==== ENTRIES PROVIDED ====

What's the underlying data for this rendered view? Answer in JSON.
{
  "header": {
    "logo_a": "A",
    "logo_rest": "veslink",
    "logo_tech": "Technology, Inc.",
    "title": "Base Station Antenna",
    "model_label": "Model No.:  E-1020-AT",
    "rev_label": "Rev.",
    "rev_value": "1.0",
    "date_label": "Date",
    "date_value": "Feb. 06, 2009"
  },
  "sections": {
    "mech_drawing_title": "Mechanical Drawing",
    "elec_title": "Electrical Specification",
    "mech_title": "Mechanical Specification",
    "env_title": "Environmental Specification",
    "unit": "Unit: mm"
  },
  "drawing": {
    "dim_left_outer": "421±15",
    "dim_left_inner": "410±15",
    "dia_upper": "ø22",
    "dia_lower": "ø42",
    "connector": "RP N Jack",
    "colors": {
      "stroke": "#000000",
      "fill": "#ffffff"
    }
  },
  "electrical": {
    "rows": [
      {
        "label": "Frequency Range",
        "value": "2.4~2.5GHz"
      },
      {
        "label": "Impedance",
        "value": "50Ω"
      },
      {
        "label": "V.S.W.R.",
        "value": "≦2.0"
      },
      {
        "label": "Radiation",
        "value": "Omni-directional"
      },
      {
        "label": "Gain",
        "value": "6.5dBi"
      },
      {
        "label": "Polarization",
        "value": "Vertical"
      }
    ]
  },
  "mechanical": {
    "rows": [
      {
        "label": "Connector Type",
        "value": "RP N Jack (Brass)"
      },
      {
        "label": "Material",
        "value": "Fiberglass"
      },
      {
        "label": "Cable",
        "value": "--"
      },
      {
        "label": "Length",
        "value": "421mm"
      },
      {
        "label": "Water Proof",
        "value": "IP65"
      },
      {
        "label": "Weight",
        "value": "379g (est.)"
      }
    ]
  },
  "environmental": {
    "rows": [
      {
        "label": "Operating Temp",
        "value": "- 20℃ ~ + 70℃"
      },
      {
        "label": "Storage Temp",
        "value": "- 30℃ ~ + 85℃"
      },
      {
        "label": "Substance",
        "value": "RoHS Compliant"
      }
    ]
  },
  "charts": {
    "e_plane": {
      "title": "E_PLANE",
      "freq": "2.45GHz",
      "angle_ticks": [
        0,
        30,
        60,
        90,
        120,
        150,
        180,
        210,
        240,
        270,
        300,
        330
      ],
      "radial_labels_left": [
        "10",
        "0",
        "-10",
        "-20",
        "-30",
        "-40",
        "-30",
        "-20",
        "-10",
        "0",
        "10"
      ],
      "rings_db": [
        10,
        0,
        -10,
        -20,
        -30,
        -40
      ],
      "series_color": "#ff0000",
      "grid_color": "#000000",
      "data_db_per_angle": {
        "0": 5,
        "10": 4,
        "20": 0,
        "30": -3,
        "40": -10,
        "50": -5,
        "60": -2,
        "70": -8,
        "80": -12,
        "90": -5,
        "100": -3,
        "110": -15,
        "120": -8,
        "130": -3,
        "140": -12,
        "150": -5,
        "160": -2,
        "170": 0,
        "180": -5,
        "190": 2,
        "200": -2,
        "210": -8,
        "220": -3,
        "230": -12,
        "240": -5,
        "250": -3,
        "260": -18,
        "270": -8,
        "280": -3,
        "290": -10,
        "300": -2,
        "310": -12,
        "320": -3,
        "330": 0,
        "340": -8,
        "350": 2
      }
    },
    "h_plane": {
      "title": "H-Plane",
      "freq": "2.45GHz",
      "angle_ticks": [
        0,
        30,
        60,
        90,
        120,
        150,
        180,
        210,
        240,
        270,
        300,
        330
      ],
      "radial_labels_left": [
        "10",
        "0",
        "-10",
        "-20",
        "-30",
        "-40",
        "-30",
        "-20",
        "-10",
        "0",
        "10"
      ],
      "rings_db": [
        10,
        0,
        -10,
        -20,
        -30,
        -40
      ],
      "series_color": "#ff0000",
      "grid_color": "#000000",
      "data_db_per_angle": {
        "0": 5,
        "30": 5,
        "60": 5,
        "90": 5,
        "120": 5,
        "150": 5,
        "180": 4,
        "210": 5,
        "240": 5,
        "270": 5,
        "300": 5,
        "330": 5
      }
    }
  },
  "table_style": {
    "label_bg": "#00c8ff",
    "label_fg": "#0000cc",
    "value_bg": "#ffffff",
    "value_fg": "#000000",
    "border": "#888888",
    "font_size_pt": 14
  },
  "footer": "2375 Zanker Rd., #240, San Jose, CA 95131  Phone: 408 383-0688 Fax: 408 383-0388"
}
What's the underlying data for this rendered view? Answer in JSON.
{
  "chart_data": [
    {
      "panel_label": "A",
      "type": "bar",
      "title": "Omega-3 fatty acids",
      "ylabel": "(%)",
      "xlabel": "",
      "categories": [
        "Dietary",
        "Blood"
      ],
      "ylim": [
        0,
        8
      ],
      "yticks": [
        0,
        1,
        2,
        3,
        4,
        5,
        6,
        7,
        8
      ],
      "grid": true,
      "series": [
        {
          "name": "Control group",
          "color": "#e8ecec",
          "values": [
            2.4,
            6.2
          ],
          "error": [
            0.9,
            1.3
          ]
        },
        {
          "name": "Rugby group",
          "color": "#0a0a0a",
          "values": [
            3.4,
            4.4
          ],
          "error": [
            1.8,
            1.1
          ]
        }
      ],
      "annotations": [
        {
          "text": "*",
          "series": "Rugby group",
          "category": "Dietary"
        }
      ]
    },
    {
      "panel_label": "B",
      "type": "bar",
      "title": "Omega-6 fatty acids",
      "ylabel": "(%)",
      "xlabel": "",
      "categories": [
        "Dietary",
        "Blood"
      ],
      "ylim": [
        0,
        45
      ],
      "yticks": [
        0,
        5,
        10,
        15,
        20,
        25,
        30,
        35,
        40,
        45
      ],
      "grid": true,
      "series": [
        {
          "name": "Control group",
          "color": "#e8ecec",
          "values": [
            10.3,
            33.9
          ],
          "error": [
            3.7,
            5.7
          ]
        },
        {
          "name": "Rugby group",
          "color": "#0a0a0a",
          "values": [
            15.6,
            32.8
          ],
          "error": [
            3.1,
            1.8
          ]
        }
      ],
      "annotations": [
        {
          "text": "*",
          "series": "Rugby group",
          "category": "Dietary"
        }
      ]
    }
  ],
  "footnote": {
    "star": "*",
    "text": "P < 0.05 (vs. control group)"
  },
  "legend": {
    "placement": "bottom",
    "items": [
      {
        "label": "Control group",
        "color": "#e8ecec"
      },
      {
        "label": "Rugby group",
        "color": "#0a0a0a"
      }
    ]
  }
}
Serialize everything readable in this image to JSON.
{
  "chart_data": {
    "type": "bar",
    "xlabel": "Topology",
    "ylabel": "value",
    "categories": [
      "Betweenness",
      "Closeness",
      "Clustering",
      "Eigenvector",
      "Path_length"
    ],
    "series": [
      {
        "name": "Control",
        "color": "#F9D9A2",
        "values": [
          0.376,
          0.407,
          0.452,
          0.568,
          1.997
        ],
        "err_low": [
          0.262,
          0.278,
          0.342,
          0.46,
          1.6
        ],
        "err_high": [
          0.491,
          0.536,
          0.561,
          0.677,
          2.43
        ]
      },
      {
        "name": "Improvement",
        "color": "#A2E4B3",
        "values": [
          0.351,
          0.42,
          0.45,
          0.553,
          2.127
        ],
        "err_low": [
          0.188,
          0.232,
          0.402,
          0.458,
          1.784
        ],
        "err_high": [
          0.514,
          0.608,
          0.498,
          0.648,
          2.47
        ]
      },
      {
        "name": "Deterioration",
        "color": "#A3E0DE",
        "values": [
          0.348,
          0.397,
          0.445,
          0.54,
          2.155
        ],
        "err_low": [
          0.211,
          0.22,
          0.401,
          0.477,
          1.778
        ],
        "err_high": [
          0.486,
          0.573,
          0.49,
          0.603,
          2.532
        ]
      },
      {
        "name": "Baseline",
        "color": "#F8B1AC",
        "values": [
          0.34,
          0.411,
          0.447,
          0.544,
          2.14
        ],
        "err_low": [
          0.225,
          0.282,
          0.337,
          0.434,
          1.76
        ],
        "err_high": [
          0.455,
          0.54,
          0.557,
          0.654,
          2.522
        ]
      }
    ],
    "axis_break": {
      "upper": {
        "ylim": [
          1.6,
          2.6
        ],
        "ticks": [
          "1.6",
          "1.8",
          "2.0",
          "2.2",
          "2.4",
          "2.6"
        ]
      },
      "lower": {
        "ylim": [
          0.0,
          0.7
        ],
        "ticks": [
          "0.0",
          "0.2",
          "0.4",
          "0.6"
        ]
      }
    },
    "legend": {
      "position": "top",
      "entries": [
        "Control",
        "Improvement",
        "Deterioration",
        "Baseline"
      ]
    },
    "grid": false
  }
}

====

[JOB] Identify and list each line with the word "Temp".

[WRITTEN SOLUTION]
        "label": "Operating Temp",
        "label": "Storage Temp",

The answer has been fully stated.